Task objective: Print all the entries verbatim.

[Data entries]
--- start ---

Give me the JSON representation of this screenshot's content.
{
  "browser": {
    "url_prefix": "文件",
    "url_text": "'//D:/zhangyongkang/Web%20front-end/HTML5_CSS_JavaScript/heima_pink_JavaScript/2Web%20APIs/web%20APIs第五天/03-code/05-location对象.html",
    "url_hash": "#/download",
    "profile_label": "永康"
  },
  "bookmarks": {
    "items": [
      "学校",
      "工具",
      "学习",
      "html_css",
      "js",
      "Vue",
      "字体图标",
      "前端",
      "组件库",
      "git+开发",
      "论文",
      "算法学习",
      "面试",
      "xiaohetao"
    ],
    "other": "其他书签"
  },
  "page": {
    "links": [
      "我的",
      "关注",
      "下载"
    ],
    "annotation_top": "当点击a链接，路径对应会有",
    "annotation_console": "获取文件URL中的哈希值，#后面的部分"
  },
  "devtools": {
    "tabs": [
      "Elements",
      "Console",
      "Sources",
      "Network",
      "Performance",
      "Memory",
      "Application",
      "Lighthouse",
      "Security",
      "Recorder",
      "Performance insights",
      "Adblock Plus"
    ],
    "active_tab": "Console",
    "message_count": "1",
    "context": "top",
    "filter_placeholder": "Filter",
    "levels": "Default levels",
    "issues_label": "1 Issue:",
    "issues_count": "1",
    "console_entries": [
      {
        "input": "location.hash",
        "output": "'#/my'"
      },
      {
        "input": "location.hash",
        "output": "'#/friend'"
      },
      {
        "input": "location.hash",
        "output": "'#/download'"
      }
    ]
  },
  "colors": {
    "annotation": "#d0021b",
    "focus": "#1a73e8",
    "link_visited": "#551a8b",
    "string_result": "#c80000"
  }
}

--- end ---

Output of the exercise:
Give me the JSON representation of this screenshot's content.
{
  "browser": {
    "url_prefix": "文件",
    "url_text": "'//D:/zhangyongkang/Web%20front-end/HTML5_CSS_JavaScript/heima_pink_JavaScript/2Web%20APIs/web%20APIs第五天/03-code/05-location对象.html",
    "url_hash": "#/download",
    "profile_label": "永康"
  },
  "bookmarks": {
    "items": [
      "学校",
      "工具",
      "学习",
      "html_css",
      "js",
      "Vue",
      "字体图标",
      "前端",
      "组件库",
      "git+开发",
      "论文",
      "算法学习",
      "面试",
      "xiaohetao"
    ],
    "other": "其他书签"
  },
  "page": {
    "links": [
      "我的",
      "关注",
      "下载"
    ],
    "annotation_top": "当点击a链接，路径对应会有",
    "annotation_console": "获取文件URL中的哈希值，#后面的部分"
  },
  "devtools": {
    "tabs": [
      "Elements",
      "Console",
      "Sources",
      "Network",
      "Performance",
      "Memory",
      "Application",
      "Lighthouse",
      "Security",
      "Recorder",
      "Performance insights",
      "Adblock Plus"
    ],
    "active_tab": "Console",
    "message_count": "1",
    "context": "top",
    "filter_placeholder": "Filter",
    "levels": "Default levels",
    "issues_label": "1 Issue:",
    "issues_count": "1",
    "console_entries": [
      {
        "input": "location.hash",
        "output": "'#/my'"
      },
      {
        "input": "location.hash",
        "output": "'#/friend'"
      },
      {
        "input": "location.hash",
        "output": "'#/download'"
      }
    ]
  },
  "colors": {
    "annotation": "#d0021b",
    "focus": "#1a73e8",
    "link_visited": "#551a8b",
    "string_result": "#c80000"
  }
}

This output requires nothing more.